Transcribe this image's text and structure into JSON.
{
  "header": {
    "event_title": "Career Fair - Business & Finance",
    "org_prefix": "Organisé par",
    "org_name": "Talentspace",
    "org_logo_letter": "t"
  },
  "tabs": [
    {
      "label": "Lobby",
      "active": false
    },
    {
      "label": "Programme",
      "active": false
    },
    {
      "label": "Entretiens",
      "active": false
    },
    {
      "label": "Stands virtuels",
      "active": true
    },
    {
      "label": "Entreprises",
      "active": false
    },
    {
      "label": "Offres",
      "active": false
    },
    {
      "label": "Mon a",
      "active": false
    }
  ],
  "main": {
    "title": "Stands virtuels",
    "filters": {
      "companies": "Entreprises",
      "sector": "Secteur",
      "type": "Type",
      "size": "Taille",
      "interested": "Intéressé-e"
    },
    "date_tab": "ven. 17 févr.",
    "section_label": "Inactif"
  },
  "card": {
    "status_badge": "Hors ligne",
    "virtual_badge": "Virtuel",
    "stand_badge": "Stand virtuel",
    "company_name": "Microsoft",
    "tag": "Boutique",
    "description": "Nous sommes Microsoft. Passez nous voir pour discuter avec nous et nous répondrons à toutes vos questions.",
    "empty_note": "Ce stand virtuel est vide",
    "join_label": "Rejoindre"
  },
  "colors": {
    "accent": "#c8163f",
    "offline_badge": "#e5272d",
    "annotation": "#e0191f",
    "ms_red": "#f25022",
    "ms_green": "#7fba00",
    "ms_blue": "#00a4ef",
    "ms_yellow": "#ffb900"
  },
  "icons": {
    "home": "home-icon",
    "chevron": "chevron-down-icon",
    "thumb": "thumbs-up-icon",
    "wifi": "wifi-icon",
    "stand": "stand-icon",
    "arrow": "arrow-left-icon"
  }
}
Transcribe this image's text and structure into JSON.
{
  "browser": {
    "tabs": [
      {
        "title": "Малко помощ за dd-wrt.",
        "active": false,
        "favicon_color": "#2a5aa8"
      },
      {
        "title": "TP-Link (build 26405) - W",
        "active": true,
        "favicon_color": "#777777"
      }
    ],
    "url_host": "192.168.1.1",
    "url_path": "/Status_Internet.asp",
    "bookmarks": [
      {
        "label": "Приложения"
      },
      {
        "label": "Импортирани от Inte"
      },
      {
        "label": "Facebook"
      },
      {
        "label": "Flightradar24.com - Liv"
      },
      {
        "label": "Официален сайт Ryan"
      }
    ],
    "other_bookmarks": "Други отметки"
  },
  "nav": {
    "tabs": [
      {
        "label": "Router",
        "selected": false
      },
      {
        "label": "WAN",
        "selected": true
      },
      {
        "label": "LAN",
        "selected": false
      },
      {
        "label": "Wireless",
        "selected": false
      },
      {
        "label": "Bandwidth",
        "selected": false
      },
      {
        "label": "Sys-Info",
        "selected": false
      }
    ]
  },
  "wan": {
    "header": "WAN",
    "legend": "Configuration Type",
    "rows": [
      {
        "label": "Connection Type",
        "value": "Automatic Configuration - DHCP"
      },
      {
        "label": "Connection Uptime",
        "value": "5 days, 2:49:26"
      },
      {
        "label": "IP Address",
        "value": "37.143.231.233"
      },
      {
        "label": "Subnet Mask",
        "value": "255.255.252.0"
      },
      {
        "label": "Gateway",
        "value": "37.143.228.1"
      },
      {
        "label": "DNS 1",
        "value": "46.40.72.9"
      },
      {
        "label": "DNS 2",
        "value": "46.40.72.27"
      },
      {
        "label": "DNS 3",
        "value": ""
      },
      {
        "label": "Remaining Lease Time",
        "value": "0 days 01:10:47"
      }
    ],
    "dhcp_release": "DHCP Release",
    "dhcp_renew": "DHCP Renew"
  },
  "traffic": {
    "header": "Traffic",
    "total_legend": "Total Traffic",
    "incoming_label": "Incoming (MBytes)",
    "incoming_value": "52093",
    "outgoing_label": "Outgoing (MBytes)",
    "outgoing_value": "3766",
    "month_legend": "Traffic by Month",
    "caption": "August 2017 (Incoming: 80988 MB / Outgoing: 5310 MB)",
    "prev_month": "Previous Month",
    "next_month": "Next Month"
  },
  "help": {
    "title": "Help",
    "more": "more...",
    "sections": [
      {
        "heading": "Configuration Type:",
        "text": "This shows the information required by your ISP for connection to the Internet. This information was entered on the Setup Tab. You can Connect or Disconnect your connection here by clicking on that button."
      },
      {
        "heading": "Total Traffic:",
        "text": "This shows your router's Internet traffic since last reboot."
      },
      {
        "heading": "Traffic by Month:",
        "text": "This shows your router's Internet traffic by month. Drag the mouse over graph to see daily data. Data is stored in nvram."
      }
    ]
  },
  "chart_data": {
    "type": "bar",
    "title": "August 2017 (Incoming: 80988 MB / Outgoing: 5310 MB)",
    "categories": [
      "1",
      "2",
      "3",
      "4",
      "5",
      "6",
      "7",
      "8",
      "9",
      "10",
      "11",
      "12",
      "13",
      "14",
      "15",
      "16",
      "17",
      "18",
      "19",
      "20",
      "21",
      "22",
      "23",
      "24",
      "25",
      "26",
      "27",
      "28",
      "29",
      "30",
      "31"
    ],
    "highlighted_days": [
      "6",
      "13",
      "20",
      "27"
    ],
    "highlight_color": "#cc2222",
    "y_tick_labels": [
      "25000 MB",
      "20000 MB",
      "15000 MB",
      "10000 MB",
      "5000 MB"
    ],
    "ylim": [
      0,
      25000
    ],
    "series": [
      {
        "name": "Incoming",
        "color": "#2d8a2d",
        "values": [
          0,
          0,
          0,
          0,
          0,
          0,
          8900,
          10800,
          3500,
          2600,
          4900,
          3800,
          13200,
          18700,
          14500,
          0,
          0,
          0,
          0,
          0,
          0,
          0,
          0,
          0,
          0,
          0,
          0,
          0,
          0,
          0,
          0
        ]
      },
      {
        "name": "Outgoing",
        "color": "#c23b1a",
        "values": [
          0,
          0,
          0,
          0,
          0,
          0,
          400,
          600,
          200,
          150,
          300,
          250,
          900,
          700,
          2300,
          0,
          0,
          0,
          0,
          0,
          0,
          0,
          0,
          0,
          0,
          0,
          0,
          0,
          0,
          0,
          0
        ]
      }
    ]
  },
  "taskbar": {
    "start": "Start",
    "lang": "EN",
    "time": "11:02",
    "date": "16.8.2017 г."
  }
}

== The task ==
Write out the data again, exactly and in full.

== Finished task ==
Transcribe this image's text and structure into JSON.
{
  "header": {
    "event_title": "Career Fair - Business & Finance",
    "org_prefix": "Organisé par",
    "org_name": "Talentspace",
    "org_logo_letter": "t"
  },
  "tabs": [
    {
      "label": "Lobby",
      "active": false
    },
    {
      "label": "Programme",
      "active": false
    },
    {
      "label": "Entretiens",
      "active": false
    },
    {
      "label": "Stands virtuels",
      "active": true
    },
    {
      "label": "Entreprises",
      "active": false
    },
    {
      "label": "Offres",
      "active": false
    },
    {
      "label": "Mon a",
      "active": false
    }
  ],
  "main": {
    "title": "Stands virtuels",
    "filters": {
      "companies": "Entreprises",
      "sector": "Secteur",
      "type": "Type",
      "size": "Taille",
      "interested": "Intéressé-e"
    },
    "date_tab": "ven. 17 févr.",
    "section_label": "Inactif"
  },
  "card": {
    "status_badge": "Hors ligne",
    "virtual_badge": "Virtuel",
    "stand_badge": "Stand virtuel",
    "company_name": "Microsoft",
    "tag": "Boutique",
    "description": "Nous sommes Microsoft. Passez nous voir pour discuter avec nous et nous répondrons à toutes vos questions.",
    "empty_note": "Ce stand virtuel est vide",
    "join_label": "Rejoindre"
  },
  "colors": {
    "accent": "#c8163f",
    "offline_badge": "#e5272d",
    "annotation": "#e0191f",
    "ms_red": "#f25022",
    "ms_green": "#7fba00",
    "ms_blue": "#00a4ef",
    "ms_yellow": "#ffb900"
  },
  "icons": {
    "home": "home-icon",
    "chevron": "chevron-down-icon",
    "thumb": "thumbs-up-icon",
    "wifi": "wifi-icon",
    "stand": "stand-icon",
    "arrow": "arrow-left-icon"
  }
}
Transcribe this image's text and structure into JSON.
{
  "browser": {
    "tabs": [
      {
        "title": "Малко помощ за dd-wrt.",
        "active": false,
        "favicon_color": "#2a5aa8"
      },
      {
        "title": "TP-Link (build 26405) - W",
        "active": true,
        "favicon_color": "#777777"
      }
    ],
    "url_host": "192.168.1.1",
    "url_path": "/Status_Internet.asp",
    "bookmarks": [
      {
        "label": "Приложения"
      },
      {
        "label": "Импортирани от Inte"
      },
      {
        "label": "Facebook"
      },
      {
        "label": "Flightradar24.com - Liv"
      },
      {
        "label": "Официален сайт Ryan"
      }
    ],
    "other_bookmarks": "Други отметки"
  },
  "nav": {
    "tabs": [
      {
        "label": "Router",
        "selected": false
      },
      {
        "label": "WAN",
        "selected": true
      },
      {
        "label": "LAN",
        "selected": false
      },
      {
        "label": "Wireless",
        "selected": false
      },
      {
        "label": "Bandwidth",
        "selected": false
      },
      {
        "label": "Sys-Info",
        "selected": false
      }
    ]
  },
  "wan": {
    "header": "WAN",
    "legend": "Configuration Type",
    "rows": [
      {
        "label": "Connection Type",
        "value": "Automatic Configuration - DHCP"
      },
      {
        "label": "Connection Uptime",
        "value": "5 days, 2:49:26"
      },
      {
        "label": "IP Address",
        "value": "37.143.231.233"
      },
      {
        "label": "Subnet Mask",
        "value": "255.255.252.0"
      },
      {
        "label": "Gateway",
        "value": "37.143.228.1"
      },
      {
        "label": "DNS 1",
        "value": "46.40.72.9"
      },
      {
        "label": "DNS 2",
        "value": "46.40.72.27"
      },
      {
        "label": "DNS 3",
        "value": ""
      },
      {
        "label": "Remaining Lease Time",
        "value": "0 days 01:10:47"
      }
    ],
    "dhcp_release": "DHCP Release",
    "dhcp_renew": "DHCP Renew"
  },
  "traffic": {
    "header": "Traffic",
    "total_legend": "Total Traffic",
    "incoming_label": "Incoming (MBytes)",
    "incoming_value": "52093",
    "outgoing_label": "Outgoing (MBytes)",
    "outgoing_value": "3766",
    "month_legend": "Traffic by Month",
    "caption": "August 2017 (Incoming: 80988 MB / Outgoing: 5310 MB)",
    "prev_month": "Previous Month",
    "next_month": "Next Month"
  },
  "help": {
    "title": "Help",
    "more": "more...",
    "sections": [
      {
        "heading": "Configuration Type:",
        "text": "This shows the information required by your ISP for connection to the Internet. This information was entered on the Setup Tab. You can Connect or Disconnect your connection here by clicking on that button."
      },
      {
        "heading": "Total Traffic:",
        "text": "This shows your router's Internet traffic since last reboot."
      },
      {
        "heading": "Traffic by Month:",
        "text": "This shows your router's Internet traffic by month. Drag the mouse over graph to see daily data. Data is stored in nvram."
      }
    ]
  },
  "chart_data": {
    "type": "bar",
    "title": "August 2017 (Incoming: 80988 MB / Outgoing: 5310 MB)",
    "categories": [
      "1",
      "2",
      "3",
      "4",
      "5",
      "6",
      "7",
      "8",
      "9",
      "10",
      "11",
      "12",
      "13",
      "14",
      "15",
      "16",
      "17",
      "18",
      "19",
      "20",
      "21",
      "22",
      "23",
      "24",
      "25",
      "26",
      "27",
      "28",
      "29",
      "30",
      "31"
    ],
    "highlighted_days": [
      "6",
      "13",
      "20",
      "27"
    ],
    "highlight_color": "#cc2222",
    "y_tick_labels": [
      "25000 MB",
      "20000 MB",
      "15000 MB",
      "10000 MB",
      "5000 MB"
    ],
    "ylim": [
      0,
      25000
    ],
    "series": [
      {
        "name": "Incoming",
        "color": "#2d8a2d",
        "values": [
          0,
          0,
          0,
          0,
          0,
          0,
          8900,
          10800,
          3500,
          2600,
          4900,
          3800,
          13200,
          18700,
          14500,
          0,
          0,
          0,
          0,
          0,
          0,
          0,
          0,
          0,
          0,
          0,
          0,
          0,
          0,
          0,
          0
        ]
      },
      {
        "name": "Outgoing",
        "color": "#c23b1a",
        "values": [
          0,
          0,
          0,
          0,
          0,
          0,
          400,
          600,
          200,
          150,
          300,
          250,
          900,
          700,
          2300,
          0,
          0,
          0,
          0,
          0,
          0,
          0,
          0,
          0,
          0,
          0,
          0,
          0,
          0,
          0,
          0
        ]
      }
    ]
  },
  "taskbar": {
    "start": "Start",
    "lang": "EN",
    "time": "11:02",
    "date": "16.8.2017 г."
  }
}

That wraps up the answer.